Restate the records below word for word, and omit the images they hold.

Saved data entries
(begin)

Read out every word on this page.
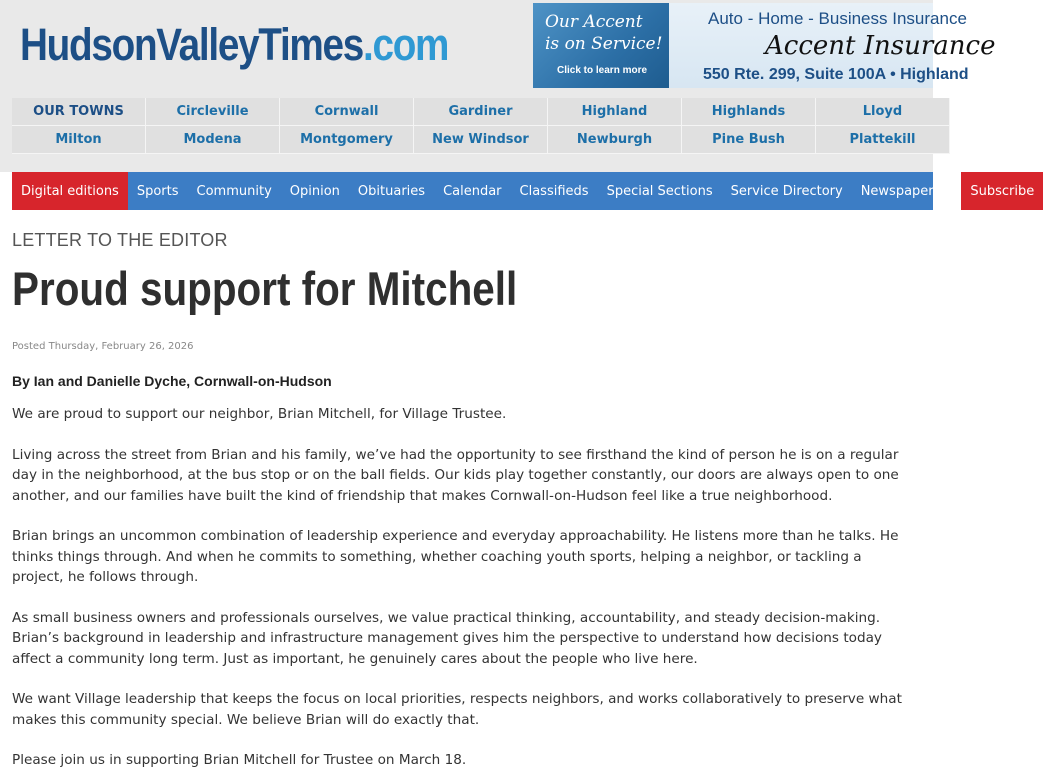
HudsonValleyTimes.com	Our Accent
is on Service!
Click to learn more
Auto - Home - Business Insurance
Accent Insurance
550 Rte. 299, Suite 100A • Highland
OUR TOWNS	Circleville	Cornwall	Gardiner	Highland	Highlands	Lloyd
Milton	Modena	Montgomery	New Windsor	Newburgh	Pine Bush	Plattekill
Digital editions	Sports	Community	Opinion	Obituaries	Calendar	Classifieds	Special Sections	Service Directory	Newspapers ▼	Subscribe
LETTER TO THE EDITOR
Proud support for Mitchell
Posted Thursday, February 26, 2026
By Ian and Danielle Dyche, Cornwall-on-Hudson

We are proud to support our neighbor, Brian Mitchell, for Village Trustee.

Living across the street from Brian and his family, we’ve had the opportunity to see firsthand the kind of person he is on a regular day in the neighborhood, at the bus stop or on the ball fields. Our kids play together constantly, our doors are always open to one another, and our families have built the kind of friendship that makes Cornwall-on-Hudson feel like a true neighborhood.

Brian brings an uncommon combination of leadership experience and everyday approachability. He listens more than he talks. He thinks things through. And when he commits to something, whether coaching youth sports, helping a neighbor, or tackling a project, he follows through.

As small business owners and professionals ourselves, we value practical thinking, accountability, and steady decision-making. Brian’s background in leadership and infrastructure management gives him the perspective to understand how decisions today affect a community long term. Just as important, he genuinely cares about the people who live here.

We want Village leadership that keeps the focus on local priorities, respects neighbors, and works collaboratively to preserve what makes this community special. We believe Brian will do exactly that.

Please join us in supporting Brian Mitchell for Trustee on March 18.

(end)

Solution for this task —
Read out every word on this page.
HudsonValleyTimes.com	Our Accent
is on Service!
Click to learn more
Auto - Home - Business Insurance
Accent Insurance
550 Rte. 299, Suite 100A • Highland
OUR TOWNS	Circleville	Cornwall	Gardiner	Highland	Highlands	Lloyd
Milton	Modena	Montgomery	New Windsor	Newburgh	Pine Bush	Plattekill
Digital editions	Sports	Community	Opinion	Obituaries	Calendar	Classifieds	Special Sections	Service Directory	Newspapers ▼	Subscribe
LETTER TO THE EDITOR
Proud support for Mitchell
Posted Thursday, February 26, 2026
By Ian and Danielle Dyche, Cornwall-on-Hudson

We are proud to support our neighbor, Brian Mitchell, for Village Trustee.

Living across the street from Brian and his family, we’ve had the opportunity to see firsthand the kind of person he is on a regular day in the neighborhood, at the bus stop or on the ball fields. Our kids play together constantly, our doors are always open to one another, and our families have built the kind of friendship that makes Cornwall-on-Hudson feel like a true neighborhood.

Brian brings an uncommon combination of leadership experience and everyday approachability. He listens more than he talks. He thinks things through. And when he commits to something, whether coaching youth sports, helping a neighbor, or tackling a project, he follows through.

As small business owners and professionals ourselves, we value practical thinking, accountability, and steady decision-making. Brian’s background in leadership and infrastructure management gives him the perspective to understand how decisions today affect a community long term. Just as important, he genuinely cares about the people who live here.

We want Village leadership that keeps the focus on local priorities, respects neighbors, and works collaboratively to preserve what makes this community special. We believe Brian will do exactly that.

Please join us in supporting Brian Mitchell for Trustee on March 18.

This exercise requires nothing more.